** start **

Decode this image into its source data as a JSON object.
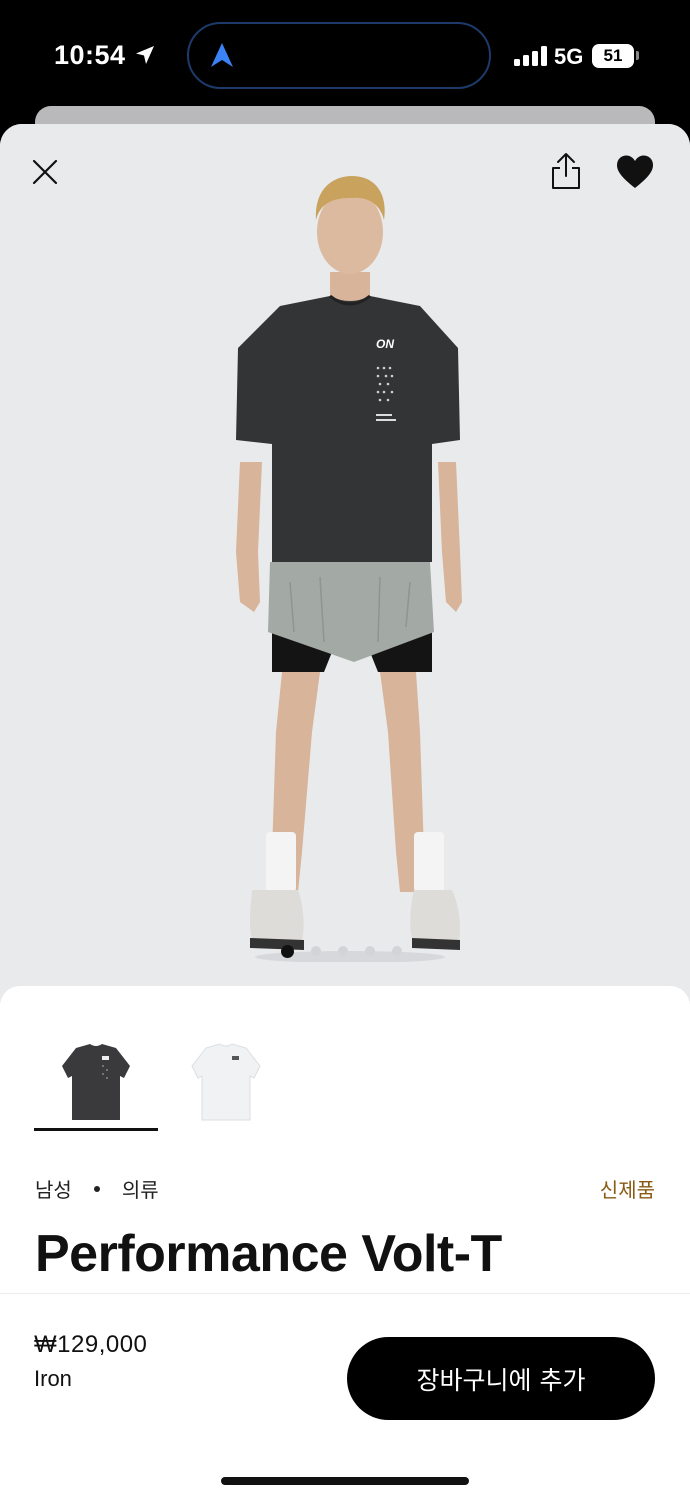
{
  "status_bar": {
    "time": "10:54",
    "network": "5G",
    "battery": "51"
  },
  "gallery": {
    "image_count": 5,
    "active_index": 0
  },
  "product": {
    "category_gender": "남성",
    "category_type": "의류",
    "badge": "신제품",
    "title": "Performance Volt-T",
    "price": "₩129,000",
    "color": "Iron",
    "swatches": [
      "dark-tee-icon",
      "white-tee-icon"
    ],
    "selected_swatch": 0
  },
  "actions": {
    "add_to_cart": "장바구니에 추가"
  },
  "colors": {
    "accent_new": "#8a5a12",
    "cta_bg": "#000000",
    "hero_bg": "#e9eaec"
  }
}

** end **

**Short exercise:** The material above holds pictures; copy everything else in it exactly.

**Exercise result:**
Decode this image into its source data as a JSON object.
{
  "status_bar": {
    "time": "10:54",
    "network": "5G",
    "battery": "51"
  },
  "gallery": {
    "image_count": 5,
    "active_index": 0
  },
  "product": {
    "category_gender": "남성",
    "category_type": "의류",
    "badge": "신제품",
    "title": "Performance Volt-T",
    "price": "₩129,000",
    "color": "Iron",
    "swatches": [
      "dark-tee-icon",
      "white-tee-icon"
    ],
    "selected_swatch": 0
  },
  "actions": {
    "add_to_cart": "장바구니에 추가"
  },
  "colors": {
    "accent_new": "#8a5a12",
    "cta_bg": "#000000",
    "hero_bg": "#e9eaec"
  }
}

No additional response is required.